--- begin EXERCISE INPUT ---

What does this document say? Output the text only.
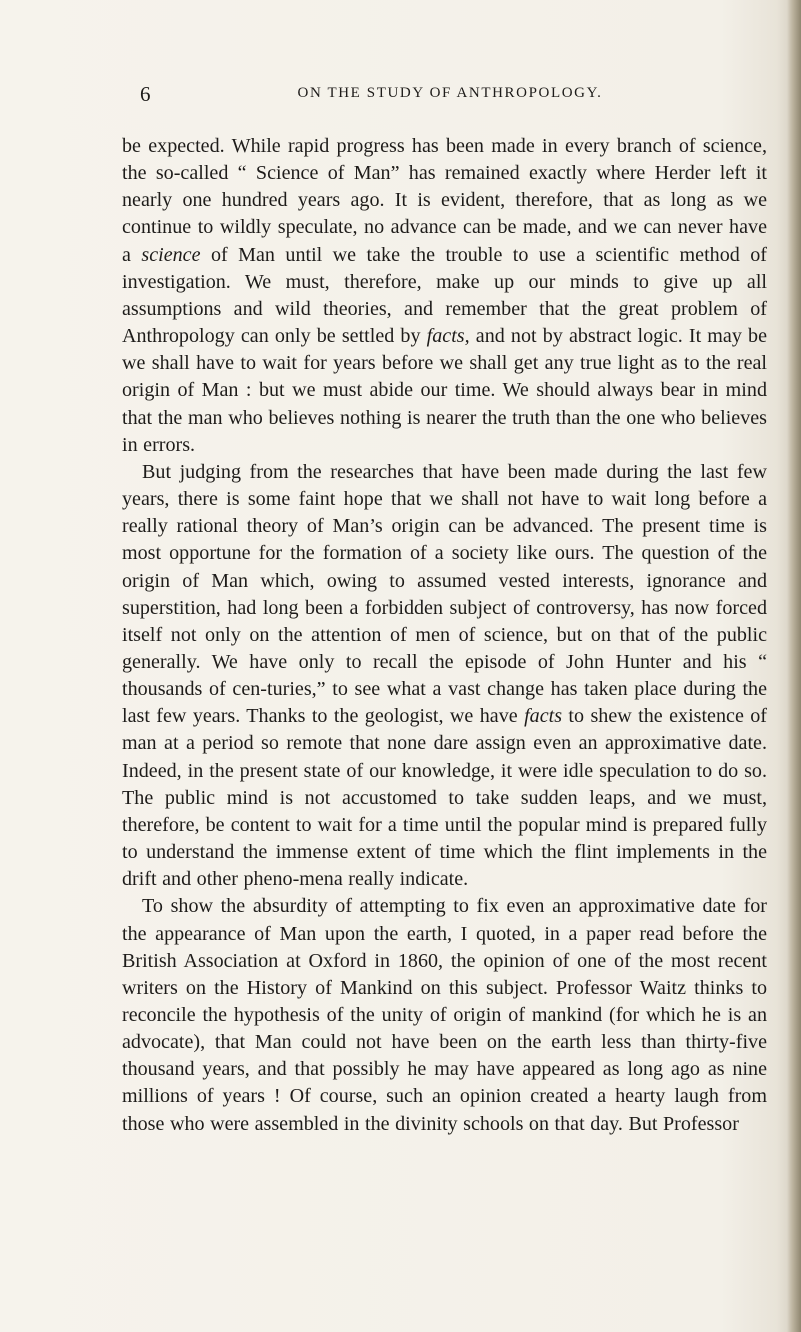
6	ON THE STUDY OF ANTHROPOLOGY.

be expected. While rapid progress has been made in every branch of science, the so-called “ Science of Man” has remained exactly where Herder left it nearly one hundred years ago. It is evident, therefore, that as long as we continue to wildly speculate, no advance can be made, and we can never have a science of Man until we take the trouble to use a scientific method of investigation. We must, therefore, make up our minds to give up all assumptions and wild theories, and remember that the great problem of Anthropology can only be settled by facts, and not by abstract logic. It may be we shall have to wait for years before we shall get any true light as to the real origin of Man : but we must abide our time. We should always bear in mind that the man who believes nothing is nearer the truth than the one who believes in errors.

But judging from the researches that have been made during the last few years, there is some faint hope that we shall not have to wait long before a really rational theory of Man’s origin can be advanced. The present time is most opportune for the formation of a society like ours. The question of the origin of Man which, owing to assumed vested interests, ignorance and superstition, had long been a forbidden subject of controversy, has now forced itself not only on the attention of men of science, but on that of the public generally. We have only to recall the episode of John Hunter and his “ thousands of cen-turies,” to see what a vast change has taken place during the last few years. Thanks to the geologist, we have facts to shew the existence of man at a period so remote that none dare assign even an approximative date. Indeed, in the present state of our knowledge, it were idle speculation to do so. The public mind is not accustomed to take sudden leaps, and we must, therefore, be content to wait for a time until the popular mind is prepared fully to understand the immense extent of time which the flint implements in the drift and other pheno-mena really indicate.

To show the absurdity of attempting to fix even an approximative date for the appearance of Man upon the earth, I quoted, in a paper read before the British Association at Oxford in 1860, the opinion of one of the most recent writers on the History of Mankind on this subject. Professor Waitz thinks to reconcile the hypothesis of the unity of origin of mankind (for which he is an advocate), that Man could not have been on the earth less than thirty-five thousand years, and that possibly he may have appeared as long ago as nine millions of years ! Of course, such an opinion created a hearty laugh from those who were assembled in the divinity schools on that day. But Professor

--- end EXERCISE INPUT ---
--- begin EXERCISE INPUT ---

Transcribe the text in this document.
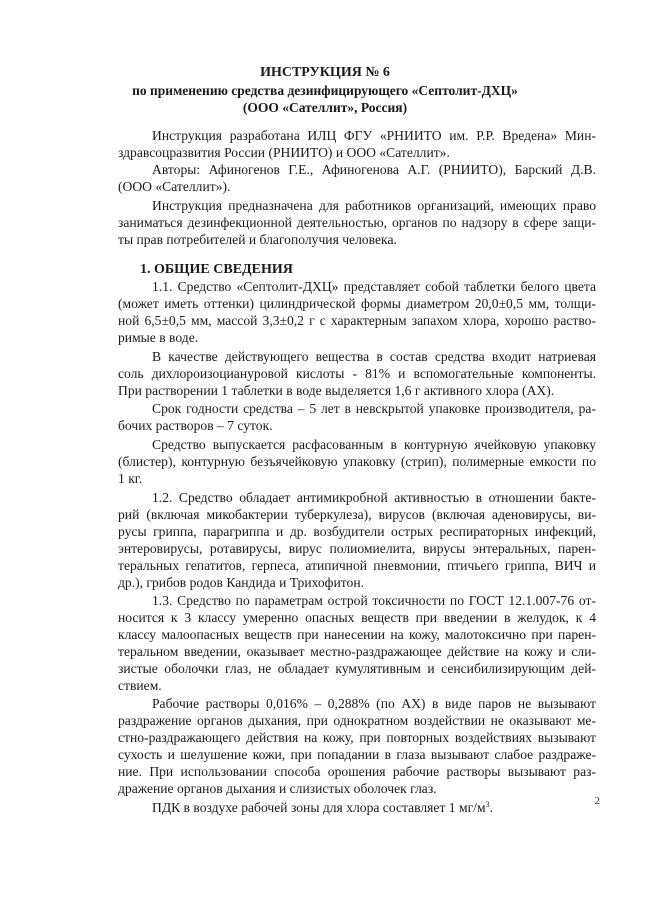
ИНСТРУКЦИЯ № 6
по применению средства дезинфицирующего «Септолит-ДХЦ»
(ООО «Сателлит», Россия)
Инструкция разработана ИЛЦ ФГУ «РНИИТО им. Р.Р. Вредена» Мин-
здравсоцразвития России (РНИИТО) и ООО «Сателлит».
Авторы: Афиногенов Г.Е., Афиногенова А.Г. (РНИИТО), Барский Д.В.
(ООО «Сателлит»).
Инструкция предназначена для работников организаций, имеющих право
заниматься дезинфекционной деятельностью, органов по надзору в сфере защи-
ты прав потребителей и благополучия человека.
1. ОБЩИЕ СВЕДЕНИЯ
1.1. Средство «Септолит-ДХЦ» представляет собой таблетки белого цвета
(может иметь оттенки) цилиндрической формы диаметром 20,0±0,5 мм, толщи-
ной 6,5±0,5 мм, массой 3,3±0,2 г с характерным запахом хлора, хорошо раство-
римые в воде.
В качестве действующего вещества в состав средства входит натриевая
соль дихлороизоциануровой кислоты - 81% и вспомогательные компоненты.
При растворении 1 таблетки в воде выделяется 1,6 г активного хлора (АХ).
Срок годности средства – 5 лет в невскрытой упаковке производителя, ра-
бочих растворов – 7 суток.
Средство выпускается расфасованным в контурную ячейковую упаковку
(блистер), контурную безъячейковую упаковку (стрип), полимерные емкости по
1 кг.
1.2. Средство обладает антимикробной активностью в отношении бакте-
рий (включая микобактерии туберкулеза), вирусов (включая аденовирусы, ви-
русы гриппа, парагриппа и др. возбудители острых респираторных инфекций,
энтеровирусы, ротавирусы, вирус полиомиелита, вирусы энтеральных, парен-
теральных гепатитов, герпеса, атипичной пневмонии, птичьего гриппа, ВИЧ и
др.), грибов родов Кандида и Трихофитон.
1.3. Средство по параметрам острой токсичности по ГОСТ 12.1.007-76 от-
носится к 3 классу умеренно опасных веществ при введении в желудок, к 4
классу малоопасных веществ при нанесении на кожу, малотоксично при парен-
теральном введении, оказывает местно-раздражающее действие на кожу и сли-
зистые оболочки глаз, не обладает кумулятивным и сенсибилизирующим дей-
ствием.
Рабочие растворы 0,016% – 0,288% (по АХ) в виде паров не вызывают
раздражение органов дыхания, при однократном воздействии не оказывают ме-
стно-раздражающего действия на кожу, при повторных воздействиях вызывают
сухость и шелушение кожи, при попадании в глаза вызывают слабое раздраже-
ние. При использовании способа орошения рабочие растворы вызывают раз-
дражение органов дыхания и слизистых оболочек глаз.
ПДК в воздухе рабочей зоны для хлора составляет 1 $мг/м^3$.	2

--- end EXERCISE INPUT ---

■ **EXERCISE TASK**
Identify and copy all lines with the word "растворы".

■ **FULL SOLUTION**
Рабочие растворы 0,016% – 0,288% (по АХ) в виде паров не вызывают
ние. При использовании способа орошения рабочие растворы вызывают раз-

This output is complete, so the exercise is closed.